Stored records
..........

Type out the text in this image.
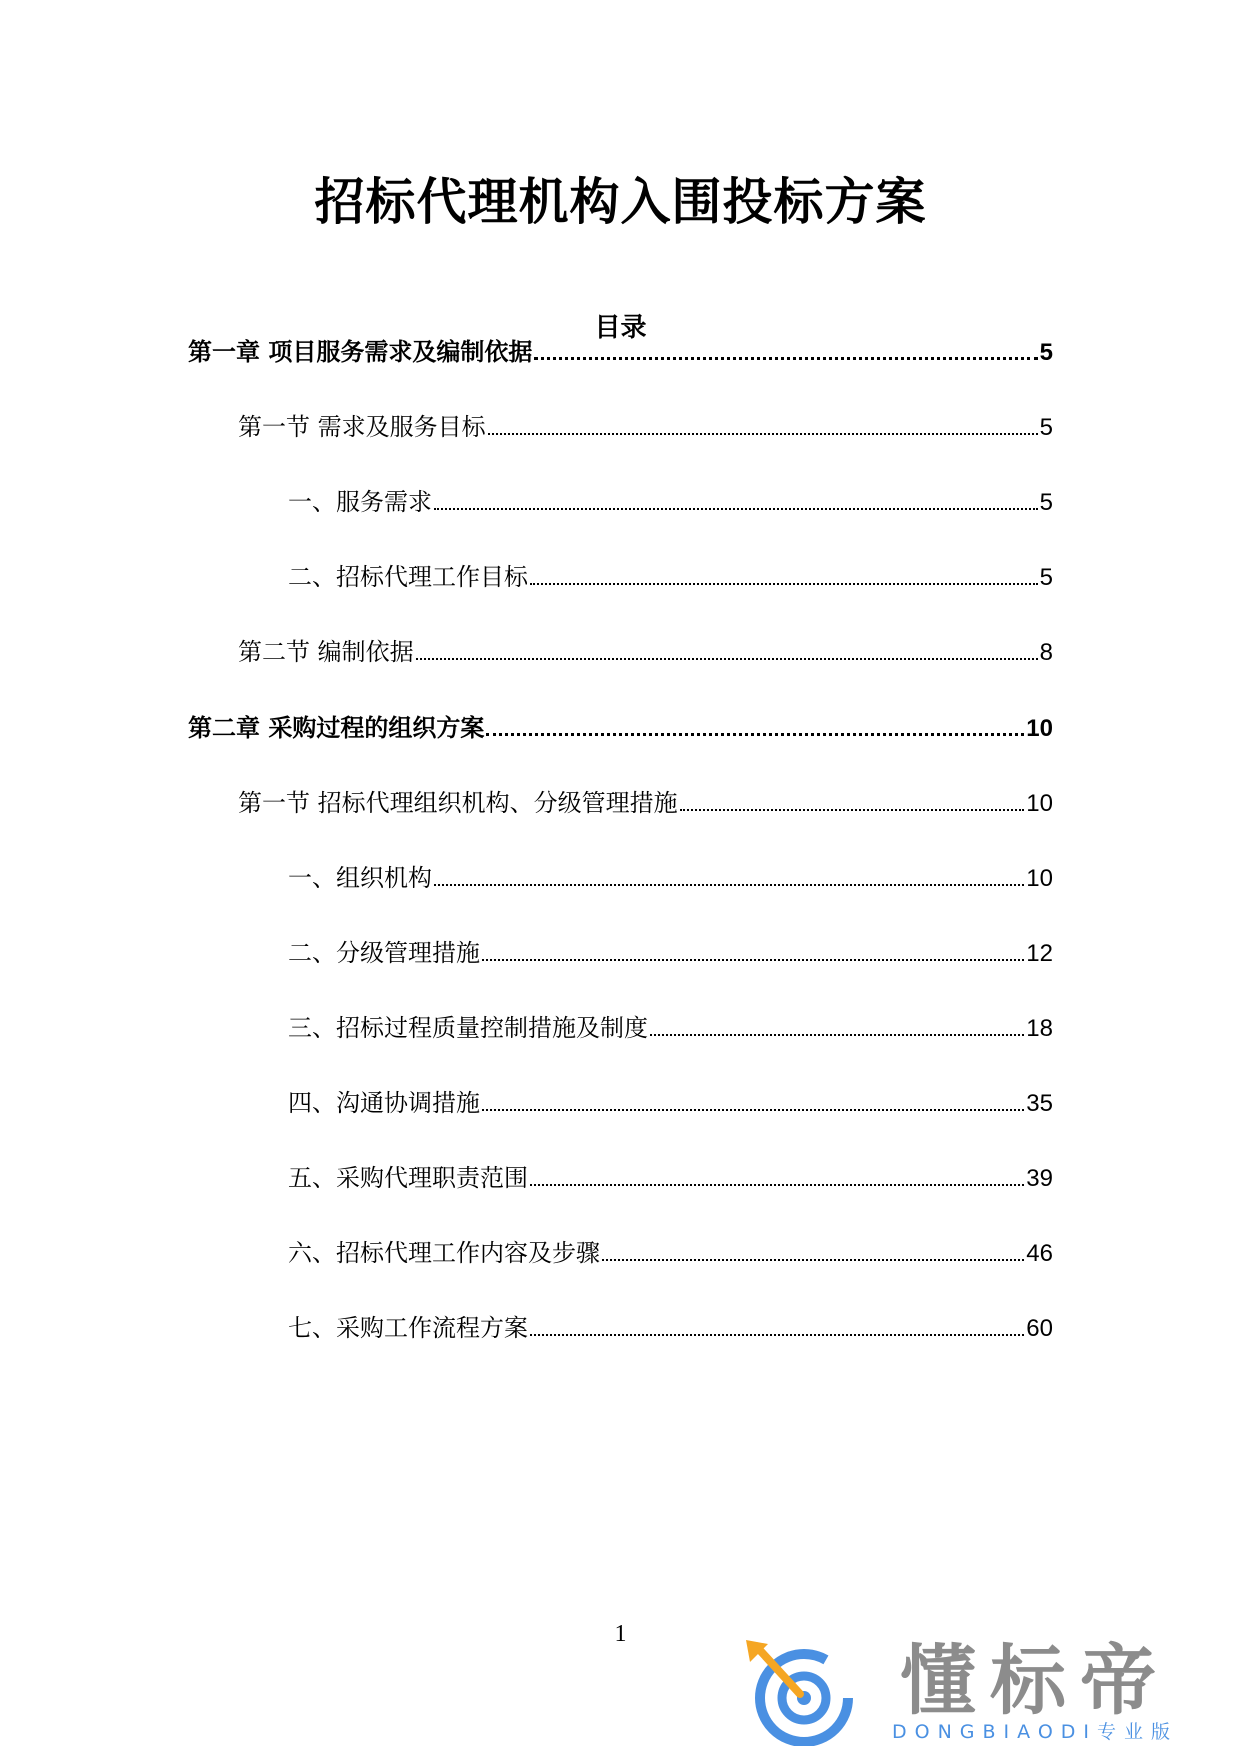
招标代理机构入围投标方案
目录
第一章 项目服务需求及编制依据	5
第一节 需求及服务目标	5
一、服务需求	5
二、招标代理工作目标	5
第二节 编制依据	8
第二章 采购过程的组织方案	10
第一节 招标代理组织机构、分级管理措施	10
一、组织机构	10
二、分级管理措施	12
三、招标过程质量控制措施及制度	18
四、沟通协调措施	35
五、采购代理职责范围	39
六、招标代理工作内容及步骤	46
七、采购工作流程方案	60
1
懂标帝
DONGBIAODI专业版
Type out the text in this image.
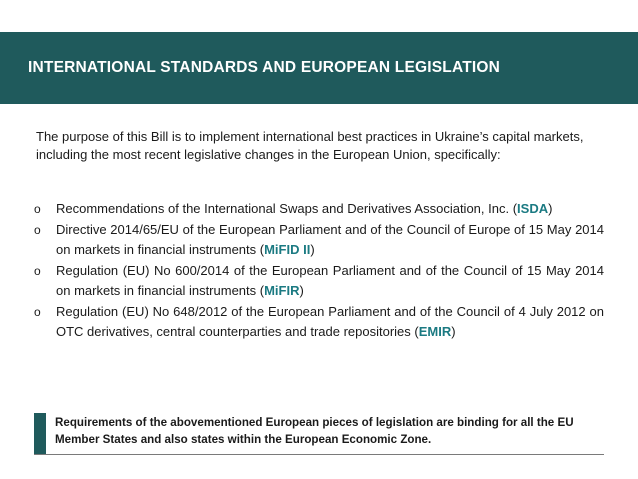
INTERNATIONAL STANDARDS AND EUROPEAN LEGISLATION
The purpose of this Bill is to implement international best practices in Ukraine’s capital markets, including the most recent legislative changes in the European Union, specifically:
o Recommendations of the International Swaps and Derivatives Association, Inc. (ISDA)
o Directive 2014/65/EU of the European Parliament and of the Council of Europe of 15 May 2014 on markets in financial instruments (MiFID II)
o Regulation (EU) No 600/2014 of the European Parliament and of the Council of 15 May 2014 on markets in financial instruments (MiFIR)
o Regulation (EU) No 648/2012 of the European Parliament and of the Council of 4 July 2012 on OTC derivatives, central counterparties and trade repositories (EMIR)
Requirements of the abovementioned European pieces of legislation are binding for all the EU Member States and also states within the European Economic Zone.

..........

Directions
Write the records out again in full, exactly, and skip every picture.

Correct result
Type out the text in this image.
招标代理机构入围投标方案
目录
第一章 项目服务需求及编制依据	5
第一节 需求及服务目标	5
一、服务需求	5
二、招标代理工作目标	5
第二节 编制依据	8
第二章 采购过程的组织方案	10
第一节 招标代理组织机构、分级管理措施	10
一、组织机构	10
二、分级管理措施	12
三、招标过程质量控制措施及制度	18
四、沟通协调措施	35
五、采购代理职责范围	39
六、招标代理工作内容及步骤	46
七、采购工作流程方案	60
1
懂标帝
DONGBIAODI专业版
Type out the text in this image.
INTERNATIONAL STANDARDS AND EUROPEAN LEGISLATION
The purpose of this Bill is to implement international best practices in Ukraine’s capital markets, including the most recent legislative changes in the European Union, specifically:
o Recommendations of the International Swaps and Derivatives Association, Inc. (ISDA)
o Directive 2014/65/EU of the European Parliament and of the Council of Europe of 15 May 2014 on markets in financial instruments (MiFID II)
o Regulation (EU) No 600/2014 of the European Parliament and of the Council of 15 May 2014 on markets in financial instruments (MiFIR)
o Regulation (EU) No 648/2012 of the European Parliament and of the Council of 4 July 2012 on OTC derivatives, central counterparties and trade repositories (EMIR)
Requirements of the abovementioned European pieces of legislation are binding for all the EU Member States and also states within the European Economic Zone.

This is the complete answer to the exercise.